▶ [Data excerpts]
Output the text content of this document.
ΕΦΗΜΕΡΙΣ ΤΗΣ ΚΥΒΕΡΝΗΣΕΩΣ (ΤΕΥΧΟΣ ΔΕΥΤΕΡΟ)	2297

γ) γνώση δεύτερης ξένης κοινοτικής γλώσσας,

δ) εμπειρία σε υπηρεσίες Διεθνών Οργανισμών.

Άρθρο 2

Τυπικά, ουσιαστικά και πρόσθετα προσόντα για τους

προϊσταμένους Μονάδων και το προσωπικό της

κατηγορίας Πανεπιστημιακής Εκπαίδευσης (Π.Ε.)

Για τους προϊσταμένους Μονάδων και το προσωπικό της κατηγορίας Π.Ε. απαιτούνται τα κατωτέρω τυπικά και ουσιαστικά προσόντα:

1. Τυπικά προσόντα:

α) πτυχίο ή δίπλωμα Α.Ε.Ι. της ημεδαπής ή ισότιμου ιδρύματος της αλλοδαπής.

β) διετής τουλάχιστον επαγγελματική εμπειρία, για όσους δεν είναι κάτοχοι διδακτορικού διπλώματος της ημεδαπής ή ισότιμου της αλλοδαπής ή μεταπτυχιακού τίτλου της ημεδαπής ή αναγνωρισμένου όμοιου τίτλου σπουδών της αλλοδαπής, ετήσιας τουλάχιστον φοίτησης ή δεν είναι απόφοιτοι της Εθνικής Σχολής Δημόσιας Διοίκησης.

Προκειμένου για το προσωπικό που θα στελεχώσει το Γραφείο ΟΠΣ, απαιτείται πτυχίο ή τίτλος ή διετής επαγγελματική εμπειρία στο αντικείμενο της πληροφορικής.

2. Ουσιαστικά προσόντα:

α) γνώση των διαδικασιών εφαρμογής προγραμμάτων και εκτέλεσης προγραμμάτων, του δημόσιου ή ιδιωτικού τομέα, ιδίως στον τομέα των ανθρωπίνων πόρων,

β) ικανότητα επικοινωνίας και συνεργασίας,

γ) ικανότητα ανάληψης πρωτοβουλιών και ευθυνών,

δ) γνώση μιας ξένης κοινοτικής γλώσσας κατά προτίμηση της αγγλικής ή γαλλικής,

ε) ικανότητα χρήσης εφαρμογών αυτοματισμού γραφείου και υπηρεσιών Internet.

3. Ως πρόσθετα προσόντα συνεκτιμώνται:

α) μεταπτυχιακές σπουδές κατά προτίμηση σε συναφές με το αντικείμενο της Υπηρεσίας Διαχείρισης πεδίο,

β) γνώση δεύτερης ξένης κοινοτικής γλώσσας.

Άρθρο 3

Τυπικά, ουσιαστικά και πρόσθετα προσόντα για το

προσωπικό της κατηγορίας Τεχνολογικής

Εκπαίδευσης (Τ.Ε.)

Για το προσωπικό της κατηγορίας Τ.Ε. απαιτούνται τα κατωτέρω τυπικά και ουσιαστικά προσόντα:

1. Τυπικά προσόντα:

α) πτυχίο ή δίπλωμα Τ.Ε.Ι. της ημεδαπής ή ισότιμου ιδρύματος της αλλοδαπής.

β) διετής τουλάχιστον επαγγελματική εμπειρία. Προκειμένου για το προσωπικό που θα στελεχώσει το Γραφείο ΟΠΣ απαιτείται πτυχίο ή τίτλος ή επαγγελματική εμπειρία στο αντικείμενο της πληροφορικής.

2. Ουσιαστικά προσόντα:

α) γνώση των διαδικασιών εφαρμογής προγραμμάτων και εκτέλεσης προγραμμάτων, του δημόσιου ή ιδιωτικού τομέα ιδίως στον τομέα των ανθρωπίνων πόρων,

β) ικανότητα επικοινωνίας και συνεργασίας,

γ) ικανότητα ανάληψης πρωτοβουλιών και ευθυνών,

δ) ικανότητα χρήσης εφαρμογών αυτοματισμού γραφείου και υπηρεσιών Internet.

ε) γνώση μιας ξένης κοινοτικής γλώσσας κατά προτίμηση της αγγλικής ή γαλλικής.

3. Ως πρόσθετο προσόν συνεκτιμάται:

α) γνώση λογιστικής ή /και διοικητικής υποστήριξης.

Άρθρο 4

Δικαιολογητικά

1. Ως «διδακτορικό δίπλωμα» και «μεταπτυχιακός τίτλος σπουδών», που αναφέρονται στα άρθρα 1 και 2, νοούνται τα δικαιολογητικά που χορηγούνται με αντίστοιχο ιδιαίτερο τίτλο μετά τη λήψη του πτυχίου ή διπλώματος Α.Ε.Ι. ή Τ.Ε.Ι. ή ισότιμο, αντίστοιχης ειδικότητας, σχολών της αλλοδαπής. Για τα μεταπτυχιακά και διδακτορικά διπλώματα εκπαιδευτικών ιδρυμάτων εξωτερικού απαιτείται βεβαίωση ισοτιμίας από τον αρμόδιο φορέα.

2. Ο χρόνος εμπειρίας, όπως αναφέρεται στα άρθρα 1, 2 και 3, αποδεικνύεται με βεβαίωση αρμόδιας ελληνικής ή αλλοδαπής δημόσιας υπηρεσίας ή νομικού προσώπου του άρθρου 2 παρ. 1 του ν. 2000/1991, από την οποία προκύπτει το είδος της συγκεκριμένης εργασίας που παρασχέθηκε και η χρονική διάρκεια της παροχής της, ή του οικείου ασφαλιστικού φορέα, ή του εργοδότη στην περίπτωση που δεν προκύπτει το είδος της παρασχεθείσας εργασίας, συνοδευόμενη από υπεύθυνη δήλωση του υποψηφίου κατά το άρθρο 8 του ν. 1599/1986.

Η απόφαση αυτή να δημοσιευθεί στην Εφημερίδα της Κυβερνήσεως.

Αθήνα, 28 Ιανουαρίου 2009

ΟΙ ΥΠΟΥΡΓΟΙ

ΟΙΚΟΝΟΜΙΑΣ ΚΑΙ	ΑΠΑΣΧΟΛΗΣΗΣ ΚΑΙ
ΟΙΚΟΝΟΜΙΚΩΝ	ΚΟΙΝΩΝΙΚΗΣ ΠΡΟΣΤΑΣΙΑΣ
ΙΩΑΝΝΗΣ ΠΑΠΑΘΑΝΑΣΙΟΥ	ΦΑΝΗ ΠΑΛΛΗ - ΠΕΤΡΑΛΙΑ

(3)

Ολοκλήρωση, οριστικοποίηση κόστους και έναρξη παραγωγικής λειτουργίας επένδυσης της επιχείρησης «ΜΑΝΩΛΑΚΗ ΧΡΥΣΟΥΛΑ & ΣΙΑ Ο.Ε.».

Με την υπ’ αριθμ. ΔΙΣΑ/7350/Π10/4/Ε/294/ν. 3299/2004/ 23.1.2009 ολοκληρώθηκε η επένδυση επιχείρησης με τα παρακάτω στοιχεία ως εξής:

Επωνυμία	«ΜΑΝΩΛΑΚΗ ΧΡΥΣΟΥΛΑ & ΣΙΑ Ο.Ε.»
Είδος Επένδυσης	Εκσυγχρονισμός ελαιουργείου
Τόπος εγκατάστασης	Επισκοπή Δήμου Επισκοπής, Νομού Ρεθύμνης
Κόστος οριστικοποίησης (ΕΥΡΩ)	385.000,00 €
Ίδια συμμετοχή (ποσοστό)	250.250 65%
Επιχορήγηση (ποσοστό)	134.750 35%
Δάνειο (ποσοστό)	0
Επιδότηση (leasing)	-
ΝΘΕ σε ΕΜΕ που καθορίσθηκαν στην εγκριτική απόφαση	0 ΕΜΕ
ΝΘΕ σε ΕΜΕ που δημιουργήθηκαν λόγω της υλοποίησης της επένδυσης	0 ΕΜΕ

▶ [Exercise details] All of the lines above need to be given again exactly.

▶ [Task output]
Output the text content of this document.
ΕΦΗΜΕΡΙΣ ΤΗΣ ΚΥΒΕΡΝΗΣΕΩΣ (ΤΕΥΧΟΣ ΔΕΥΤΕΡΟ)	2297

γ) γνώση δεύτερης ξένης κοινοτικής γλώσσας,

δ) εμπειρία σε υπηρεσίες Διεθνών Οργανισμών.

Άρθρο 2

Τυπικά, ουσιαστικά και πρόσθετα προσόντα για τους

προϊσταμένους Μονάδων και το προσωπικό της

κατηγορίας Πανεπιστημιακής Εκπαίδευσης (Π.Ε.)

Για τους προϊσταμένους Μονάδων και το προσωπικό της κατηγορίας Π.Ε. απαιτούνται τα κατωτέρω τυπικά και ουσιαστικά προσόντα:

1. Τυπικά προσόντα:

α) πτυχίο ή δίπλωμα Α.Ε.Ι. της ημεδαπής ή ισότιμου ιδρύματος της αλλοδαπής.

β) διετής τουλάχιστον επαγγελματική εμπειρία, για όσους δεν είναι κάτοχοι διδακτορικού διπλώματος της ημεδαπής ή ισότιμου της αλλοδαπής ή μεταπτυχιακού τίτλου της ημεδαπής ή αναγνωρισμένου όμοιου τίτλου σπουδών της αλλοδαπής, ετήσιας τουλάχιστον φοίτησης ή δεν είναι απόφοιτοι της Εθνικής Σχολής Δημόσιας Διοίκησης.

Προκειμένου για το προσωπικό που θα στελεχώσει το Γραφείο ΟΠΣ, απαιτείται πτυχίο ή τίτλος ή διετής επαγγελματική εμπειρία στο αντικείμενο της πληροφορικής.

2. Ουσιαστικά προσόντα:

α) γνώση των διαδικασιών εφαρμογής προγραμμάτων και εκτέλεσης προγραμμάτων, του δημόσιου ή ιδιωτικού τομέα, ιδίως στον τομέα των ανθρωπίνων πόρων,

β) ικανότητα επικοινωνίας και συνεργασίας,

γ) ικανότητα ανάληψης πρωτοβουλιών και ευθυνών,

δ) γνώση μιας ξένης κοινοτικής γλώσσας κατά προτίμηση της αγγλικής ή γαλλικής,

ε) ικανότητα χρήσης εφαρμογών αυτοματισμού γραφείου και υπηρεσιών Internet.

3. Ως πρόσθετα προσόντα συνεκτιμώνται:

α) μεταπτυχιακές σπουδές κατά προτίμηση σε συναφές με το αντικείμενο της Υπηρεσίας Διαχείρισης πεδίο,

β) γνώση δεύτερης ξένης κοινοτικής γλώσσας.

Άρθρο 3

Τυπικά, ουσιαστικά και πρόσθετα προσόντα για το

προσωπικό της κατηγορίας Τεχνολογικής

Εκπαίδευσης (Τ.Ε.)

Για το προσωπικό της κατηγορίας Τ.Ε. απαιτούνται τα κατωτέρω τυπικά και ουσιαστικά προσόντα:

1. Τυπικά προσόντα:

α) πτυχίο ή δίπλωμα Τ.Ε.Ι. της ημεδαπής ή ισότιμου ιδρύματος της αλλοδαπής.

β) διετής τουλάχιστον επαγγελματική εμπειρία. Προκειμένου για το προσωπικό που θα στελεχώσει το Γραφείο ΟΠΣ απαιτείται πτυχίο ή τίτλος ή επαγγελματική εμπειρία στο αντικείμενο της πληροφορικής.

2. Ουσιαστικά προσόντα:

α) γνώση των διαδικασιών εφαρμογής προγραμμάτων και εκτέλεσης προγραμμάτων, του δημόσιου ή ιδιωτικού τομέα ιδίως στον τομέα των ανθρωπίνων πόρων,

β) ικανότητα επικοινωνίας και συνεργασίας,

γ) ικανότητα ανάληψης πρωτοβουλιών και ευθυνών,

δ) ικανότητα χρήσης εφαρμογών αυτοματισμού γραφείου και υπηρεσιών Internet.

ε) γνώση μιας ξένης κοινοτικής γλώσσας κατά προτίμηση της αγγλικής ή γαλλικής.

3. Ως πρόσθετο προσόν συνεκτιμάται:

α) γνώση λογιστικής ή /και διοικητικής υποστήριξης.

Άρθρο 4

Δικαιολογητικά

1. Ως «διδακτορικό δίπλωμα» και «μεταπτυχιακός τίτλος σπουδών», που αναφέρονται στα άρθρα 1 και 2, νοούνται τα δικαιολογητικά που χορηγούνται με αντίστοιχο ιδιαίτερο τίτλο μετά τη λήψη του πτυχίου ή διπλώματος Α.Ε.Ι. ή Τ.Ε.Ι. ή ισότιμο, αντίστοιχης ειδικότητας, σχολών της αλλοδαπής. Για τα μεταπτυχιακά και διδακτορικά διπλώματα εκπαιδευτικών ιδρυμάτων εξωτερικού απαιτείται βεβαίωση ισοτιμίας από τον αρμόδιο φορέα.

2. Ο χρόνος εμπειρίας, όπως αναφέρεται στα άρθρα 1, 2 και 3, αποδεικνύεται με βεβαίωση αρμόδιας ελληνικής ή αλλοδαπής δημόσιας υπηρεσίας ή νομικού προσώπου του άρθρου 2 παρ. 1 του ν. 2000/1991, από την οποία προκύπτει το είδος της συγκεκριμένης εργασίας που παρασχέθηκε και η χρονική διάρκεια της παροχής της, ή του οικείου ασφαλιστικού φορέα, ή του εργοδότη στην περίπτωση που δεν προκύπτει το είδος της παρασχεθείσας εργασίας, συνοδευόμενη από υπεύθυνη δήλωση του υποψηφίου κατά το άρθρο 8 του ν. 1599/1986.

Η απόφαση αυτή να δημοσιευθεί στην Εφημερίδα της Κυβερνήσεως.

Αθήνα, 28 Ιανουαρίου 2009

ΟΙ ΥΠΟΥΡΓΟΙ

ΟΙΚΟΝΟΜΙΑΣ ΚΑΙ	ΑΠΑΣΧΟΛΗΣΗΣ ΚΑΙ
ΟΙΚΟΝΟΜΙΚΩΝ	ΚΟΙΝΩΝΙΚΗΣ ΠΡΟΣΤΑΣΙΑΣ
ΙΩΑΝΝΗΣ ΠΑΠΑΘΑΝΑΣΙΟΥ	ΦΑΝΗ ΠΑΛΛΗ - ΠΕΤΡΑΛΙΑ

(3)

Ολοκλήρωση, οριστικοποίηση κόστους και έναρξη παραγωγικής λειτουργίας επένδυσης της επιχείρησης «ΜΑΝΩΛΑΚΗ ΧΡΥΣΟΥΛΑ & ΣΙΑ Ο.Ε.».

Με την υπ’ αριθμ. ΔΙΣΑ/7350/Π10/4/Ε/294/ν. 3299/2004/ 23.1.2009 ολοκληρώθηκε η επένδυση επιχείρησης με τα παρακάτω στοιχεία ως εξής:

Επωνυμία	«ΜΑΝΩΛΑΚΗ ΧΡΥΣΟΥΛΑ & ΣΙΑ Ο.Ε.»
Είδος Επένδυσης	Εκσυγχρονισμός ελαιουργείου
Τόπος εγκατάστασης	Επισκοπή Δήμου Επισκοπής, Νομού Ρεθύμνης
Κόστος οριστικοποίησης (ΕΥΡΩ)	385.000,00 €
Ίδια συμμετοχή (ποσοστό)	250.250 65%
Επιχορήγηση (ποσοστό)	134.750 35%
Δάνειο (ποσοστό)	0
Επιδότηση (leasing)	-
ΝΘΕ σε ΕΜΕ που καθορίσθηκαν στην εγκριτική απόφαση	0 ΕΜΕ
ΝΘΕ σε ΕΜΕ που δημιουργήθηκαν λόγω της υλοποίησης της επένδυσης	0 ΕΜΕ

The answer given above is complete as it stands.